> **Provided material**:
───

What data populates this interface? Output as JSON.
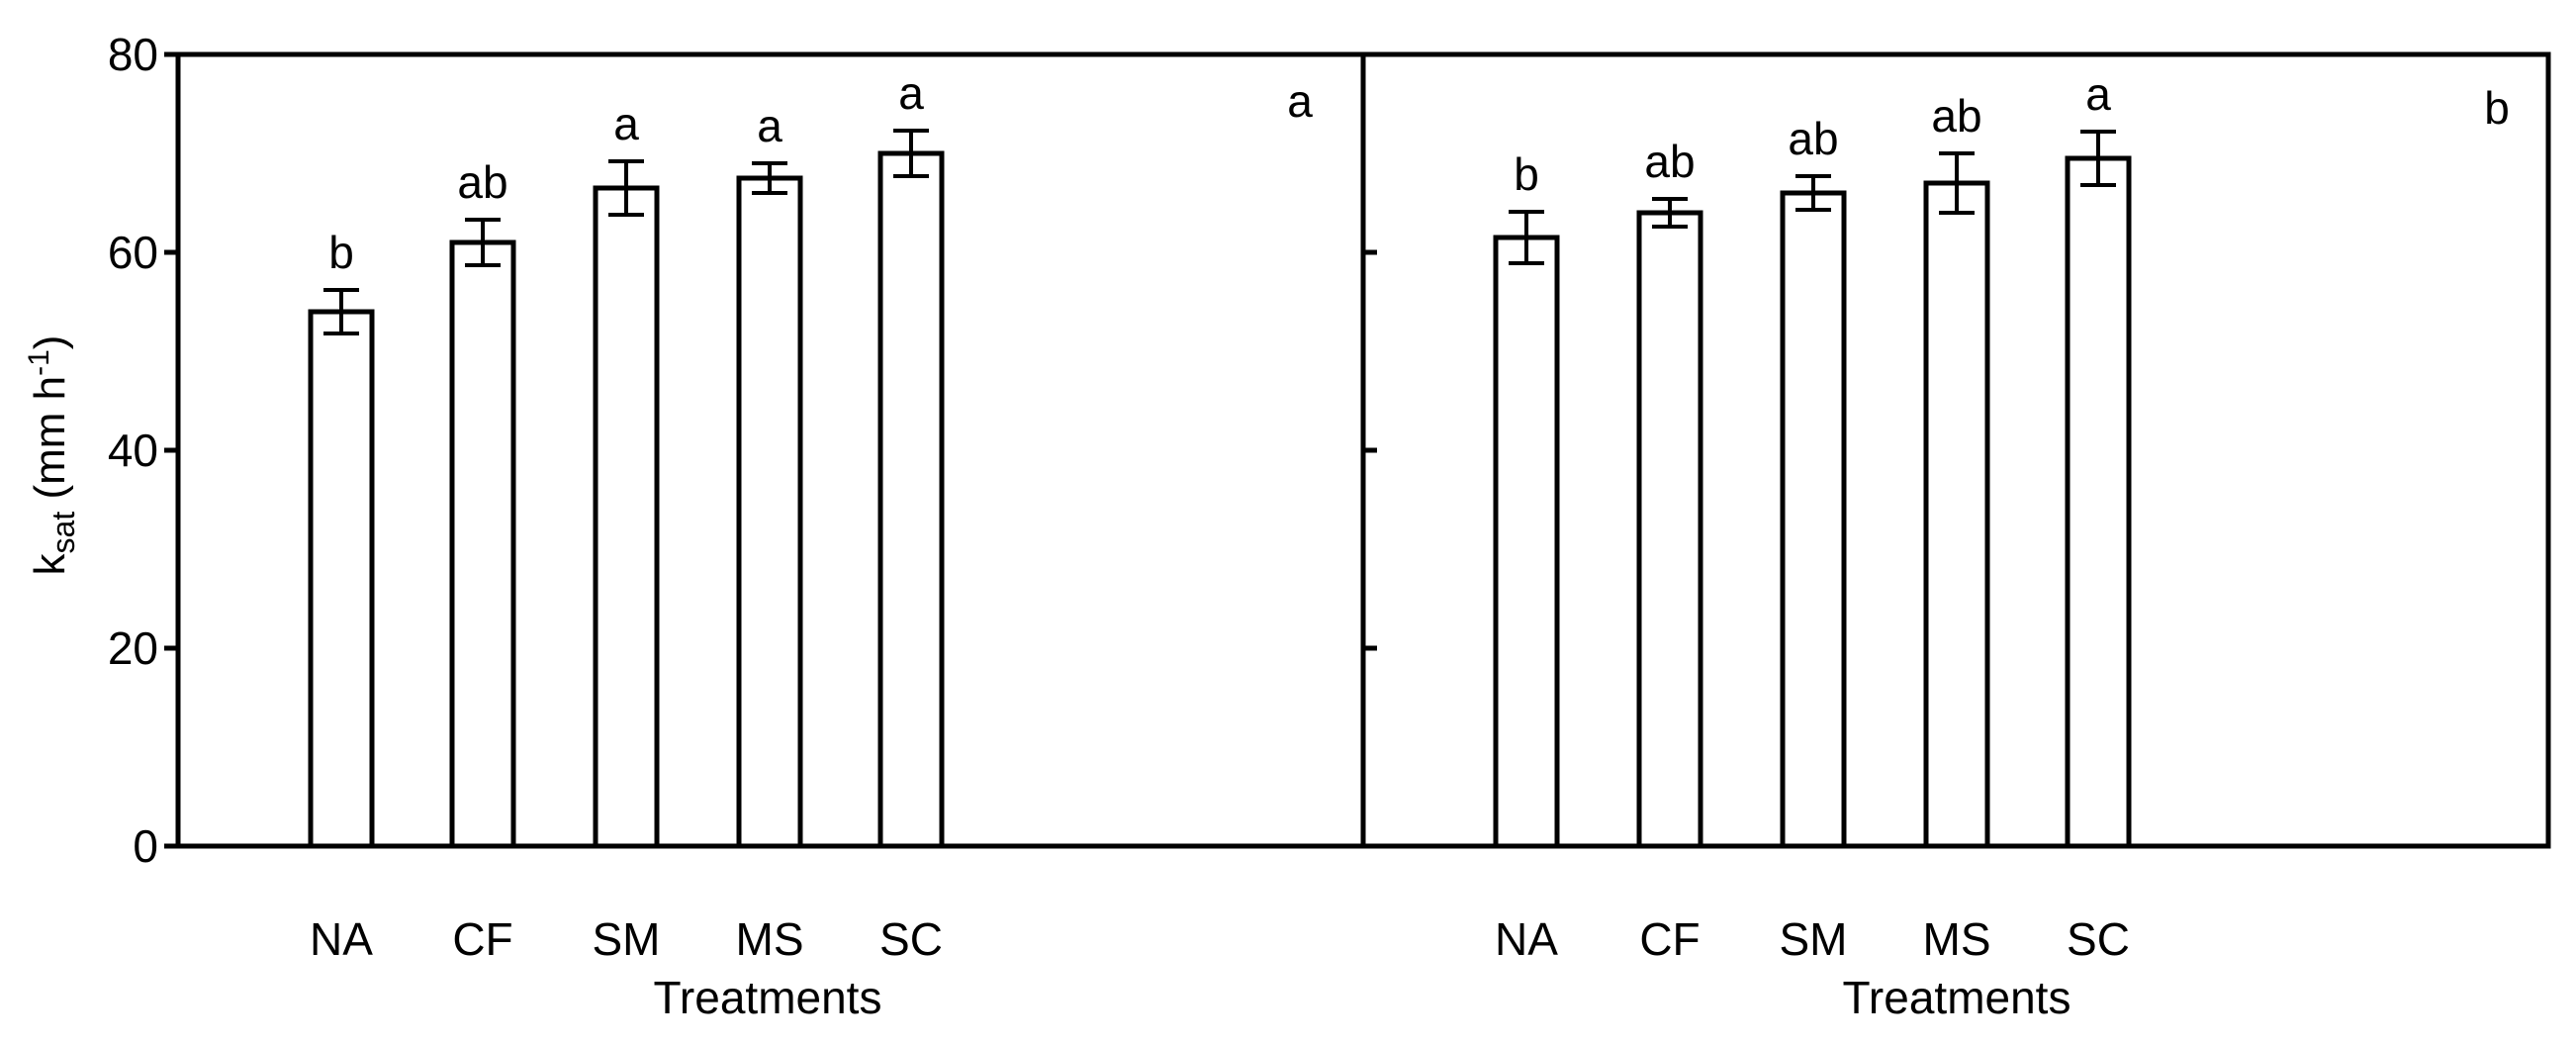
{
  "chart_data": [
    {
      "type": "bar",
      "categories": [
        "NA",
        "CF",
        "SM",
        "MS",
        "SC"
      ],
      "series": [
        {
          "values": [
            54.0,
            61.0,
            66.5,
            67.5,
            70.0
          ],
          "errors": [
            2.2,
            2.3,
            2.7,
            1.5,
            2.3
          ],
          "letters": [
            "b",
            "ab",
            "a",
            "a",
            "a"
          ]
        }
      ],
      "panel_letter": "a",
      "xlabel": "Treatments",
      "ylabel_main": "k",
      "ylabel_sub": "sat",
      "ylabel_unit_open": " (mm h",
      "ylabel_unit_sup": "-1",
      "ylabel_unit_close": ")",
      "ylim": [
        0,
        80
      ],
      "yticks": [
        "0",
        "20",
        "40",
        "60",
        "80"
      ],
      "grid": false,
      "bar_fill": "#ffffff",
      "bar_stroke": "#000000"
    },
    {
      "type": "bar",
      "categories": [
        "NA",
        "CF",
        "SM",
        "MS",
        "SC"
      ],
      "series": [
        {
          "values": [
            61.5,
            64.0,
            66.0,
            67.0,
            69.5
          ],
          "errors": [
            2.6,
            1.4,
            1.7,
            3.0,
            2.7
          ],
          "letters": [
            "b",
            "ab",
            "ab",
            "ab",
            "a"
          ]
        }
      ],
      "panel_letter": "b",
      "xlabel": "Treatments",
      "ylim": [
        0,
        80
      ],
      "grid": false,
      "bar_fill": "#ffffff",
      "bar_stroke": "#000000"
    }
  ]
}
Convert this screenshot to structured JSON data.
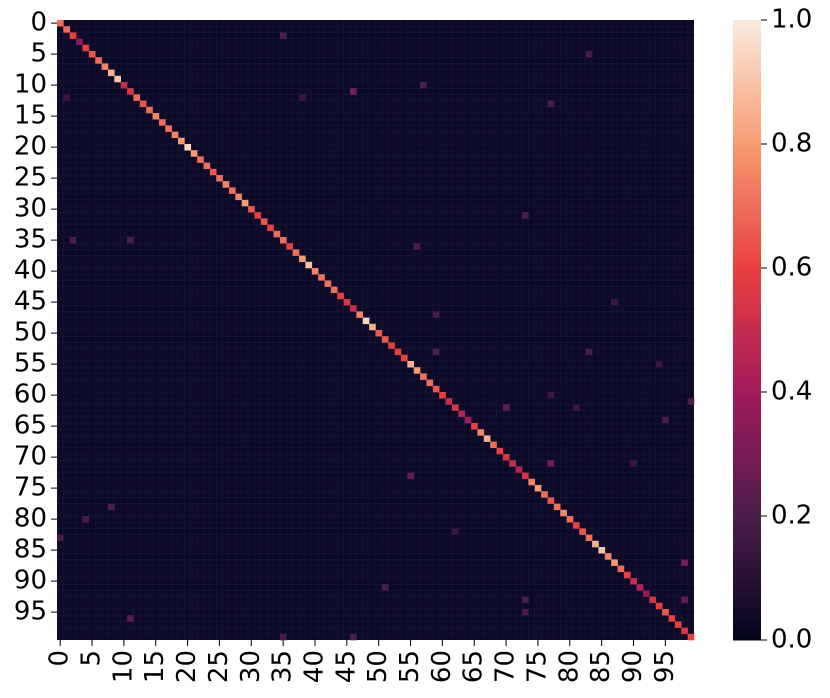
{
  "chart_data": {
    "type": "heatmap",
    "colormap": "rocket",
    "n": 100,
    "xticks": [
      0,
      5,
      10,
      15,
      20,
      25,
      30,
      35,
      40,
      45,
      50,
      55,
      60,
      65,
      70,
      75,
      80,
      85,
      90,
      95
    ],
    "yticks": [
      0,
      5,
      10,
      15,
      20,
      25,
      30,
      35,
      40,
      45,
      50,
      55,
      60,
      65,
      70,
      75,
      80,
      85,
      90,
      95
    ],
    "zlim": [
      0,
      1
    ],
    "zticks": [
      {
        "value": 0,
        "label": "0.0"
      },
      0.2,
      0.4,
      0.6,
      0.8,
      {
        "value": 1,
        "label": "1.0"
      }
    ],
    "diagonal": [
      0.7,
      0.7,
      0.6,
      0.35,
      0.6,
      0.65,
      0.7,
      0.75,
      0.85,
      0.9,
      0.5,
      0.55,
      0.7,
      0.65,
      0.7,
      0.75,
      0.7,
      0.7,
      0.75,
      0.8,
      0.95,
      0.8,
      0.7,
      0.7,
      0.65,
      0.7,
      0.75,
      0.7,
      0.75,
      0.8,
      0.65,
      0.6,
      0.65,
      0.6,
      0.7,
      0.7,
      0.6,
      0.7,
      0.8,
      0.9,
      0.75,
      0.7,
      0.7,
      0.7,
      0.6,
      0.55,
      0.5,
      0.75,
      0.95,
      0.85,
      0.65,
      0.65,
      0.6,
      0.6,
      0.6,
      0.85,
      0.8,
      0.7,
      0.7,
      0.65,
      0.6,
      0.5,
      0.55,
      0.45,
      0.4,
      0.6,
      0.75,
      0.85,
      0.7,
      0.6,
      0.55,
      0.5,
      0.45,
      0.55,
      0.75,
      0.8,
      0.7,
      0.65,
      0.7,
      0.75,
      0.7,
      0.6,
      0.65,
      0.7,
      0.85,
      0.9,
      0.75,
      0.8,
      0.7,
      0.6,
      0.5,
      0.45,
      0.35,
      0.55,
      0.6,
      0.65,
      0.6,
      0.6,
      0.55,
      0.6
    ],
    "cells": [
      [
        47,
        59,
        0.2
      ],
      [
        53,
        59,
        0.2
      ],
      [
        62,
        70,
        0.25
      ],
      [
        71,
        77,
        0.3
      ],
      [
        87,
        98,
        0.3
      ],
      [
        61,
        99,
        0.2
      ],
      [
        96,
        11,
        0.25
      ],
      [
        91,
        51,
        0.2
      ],
      [
        73,
        55,
        0.25
      ],
      [
        31,
        73,
        0.2
      ],
      [
        36,
        56,
        0.2
      ],
      [
        53,
        83,
        0.2
      ],
      [
        71,
        90,
        0.15
      ],
      [
        62,
        81,
        0.15
      ],
      [
        78,
        8,
        0.2
      ],
      [
        80,
        4,
        0.2
      ],
      [
        2,
        35,
        0.2
      ],
      [
        5,
        83,
        0.2
      ],
      [
        13,
        77,
        0.2
      ],
      [
        10,
        57,
        0.2
      ],
      [
        12,
        38,
        0.15
      ],
      [
        35,
        11,
        0.2
      ],
      [
        35,
        2,
        0.2
      ],
      [
        11,
        46,
        0.3
      ],
      [
        12,
        1,
        0.15
      ],
      [
        82,
        62,
        0.15
      ],
      [
        93,
        98,
        0.25
      ],
      [
        93,
        73,
        0.2
      ],
      [
        95,
        73,
        0.2
      ],
      [
        99,
        35,
        0.2
      ],
      [
        99,
        46,
        0.2
      ],
      [
        64,
        95,
        0.2
      ],
      [
        55,
        94,
        0.15
      ],
      [
        83,
        0,
        0.2
      ],
      [
        45,
        87,
        0.15
      ],
      [
        60,
        77,
        0.15
      ]
    ]
  }
}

───

> **What is needed**:
The records above need to be restated word for word, with the pictures left out.

> **Answer in full**:
What data populates this interface? Output as JSON.
{
  "chart_data": [
    {
      "type": "bar",
      "categories": [
        "NA",
        "CF",
        "SM",
        "MS",
        "SC"
      ],
      "series": [
        {
          "values": [
            54.0,
            61.0,
            66.5,
            67.5,
            70.0
          ],
          "errors": [
            2.2,
            2.3,
            2.7,
            1.5,
            2.3
          ],
          "letters": [
            "b",
            "ab",
            "a",
            "a",
            "a"
          ]
        }
      ],
      "panel_letter": "a",
      "xlabel": "Treatments",
      "ylabel_main": "k",
      "ylabel_sub": "sat",
      "ylabel_unit_open": " (mm h",
      "ylabel_unit_sup": "-1",
      "ylabel_unit_close": ")",
      "ylim": [
        0,
        80
      ],
      "yticks": [
        "0",
        "20",
        "40",
        "60",
        "80"
      ],
      "grid": false,
      "bar_fill": "#ffffff",
      "bar_stroke": "#000000"
    },
    {
      "type": "bar",
      "categories": [
        "NA",
        "CF",
        "SM",
        "MS",
        "SC"
      ],
      "series": [
        {
          "values": [
            61.5,
            64.0,
            66.0,
            67.0,
            69.5
          ],
          "errors": [
            2.6,
            1.4,
            1.7,
            3.0,
            2.7
          ],
          "letters": [
            "b",
            "ab",
            "ab",
            "ab",
            "a"
          ]
        }
      ],
      "panel_letter": "b",
      "xlabel": "Treatments",
      "ylim": [
        0,
        80
      ],
      "grid": false,
      "bar_fill": "#ffffff",
      "bar_stroke": "#000000"
    }
  ]
}
Convert this screenshot to structured JSON data.
{
  "chart_data": {
    "type": "heatmap",
    "colormap": "rocket",
    "n": 100,
    "xticks": [
      0,
      5,
      10,
      15,
      20,
      25,
      30,
      35,
      40,
      45,
      50,
      55,
      60,
      65,
      70,
      75,
      80,
      85,
      90,
      95
    ],
    "yticks": [
      0,
      5,
      10,
      15,
      20,
      25,
      30,
      35,
      40,
      45,
      50,
      55,
      60,
      65,
      70,
      75,
      80,
      85,
      90,
      95
    ],
    "zlim": [
      0,
      1
    ],
    "zticks": [
      {
        "value": 0,
        "label": "0.0"
      },
      0.2,
      0.4,
      0.6,
      0.8,
      {
        "value": 1,
        "label": "1.0"
      }
    ],
    "diagonal": [
      0.7,
      0.7,
      0.6,
      0.35,
      0.6,
      0.65,
      0.7,
      0.75,
      0.85,
      0.9,
      0.5,
      0.55,
      0.7,
      0.65,
      0.7,
      0.75,
      0.7,
      0.7,
      0.75,
      0.8,
      0.95,
      0.8,
      0.7,
      0.7,
      0.65,
      0.7,
      0.75,
      0.7,
      0.75,
      0.8,
      0.65,
      0.6,
      0.65,
      0.6,
      0.7,
      0.7,
      0.6,
      0.7,
      0.8,
      0.9,
      0.75,
      0.7,
      0.7,
      0.7,
      0.6,
      0.55,
      0.5,
      0.75,
      0.95,
      0.85,
      0.65,
      0.65,
      0.6,
      0.6,
      0.6,
      0.85,
      0.8,
      0.7,
      0.7,
      0.65,
      0.6,
      0.5,
      0.55,
      0.45,
      0.4,
      0.6,
      0.75,
      0.85,
      0.7,
      0.6,
      0.55,
      0.5,
      0.45,
      0.55,
      0.75,
      0.8,
      0.7,
      0.65,
      0.7,
      0.75,
      0.7,
      0.6,
      0.65,
      0.7,
      0.85,
      0.9,
      0.75,
      0.8,
      0.7,
      0.6,
      0.5,
      0.45,
      0.35,
      0.55,
      0.6,
      0.65,
      0.6,
      0.6,
      0.55,
      0.6
    ],
    "cells": [
      [
        47,
        59,
        0.2
      ],
      [
        53,
        59,
        0.2
      ],
      [
        62,
        70,
        0.25
      ],
      [
        71,
        77,
        0.3
      ],
      [
        87,
        98,
        0.3
      ],
      [
        61,
        99,
        0.2
      ],
      [
        96,
        11,
        0.25
      ],
      [
        91,
        51,
        0.2
      ],
      [
        73,
        55,
        0.25
      ],
      [
        31,
        73,
        0.2
      ],
      [
        36,
        56,
        0.2
      ],
      [
        53,
        83,
        0.2
      ],
      [
        71,
        90,
        0.15
      ],
      [
        62,
        81,
        0.15
      ],
      [
        78,
        8,
        0.2
      ],
      [
        80,
        4,
        0.2
      ],
      [
        2,
        35,
        0.2
      ],
      [
        5,
        83,
        0.2
      ],
      [
        13,
        77,
        0.2
      ],
      [
        10,
        57,
        0.2
      ],
      [
        12,
        38,
        0.15
      ],
      [
        35,
        11,
        0.2
      ],
      [
        35,
        2,
        0.2
      ],
      [
        11,
        46,
        0.3
      ],
      [
        12,
        1,
        0.15
      ],
      [
        82,
        62,
        0.15
      ],
      [
        93,
        98,
        0.25
      ],
      [
        93,
        73,
        0.2
      ],
      [
        95,
        73,
        0.2
      ],
      [
        99,
        35,
        0.2
      ],
      [
        99,
        46,
        0.2
      ],
      [
        64,
        95,
        0.2
      ],
      [
        55,
        94,
        0.15
      ],
      [
        83,
        0,
        0.2
      ],
      [
        45,
        87,
        0.15
      ],
      [
        60,
        77,
        0.15
      ]
    ]
  }
}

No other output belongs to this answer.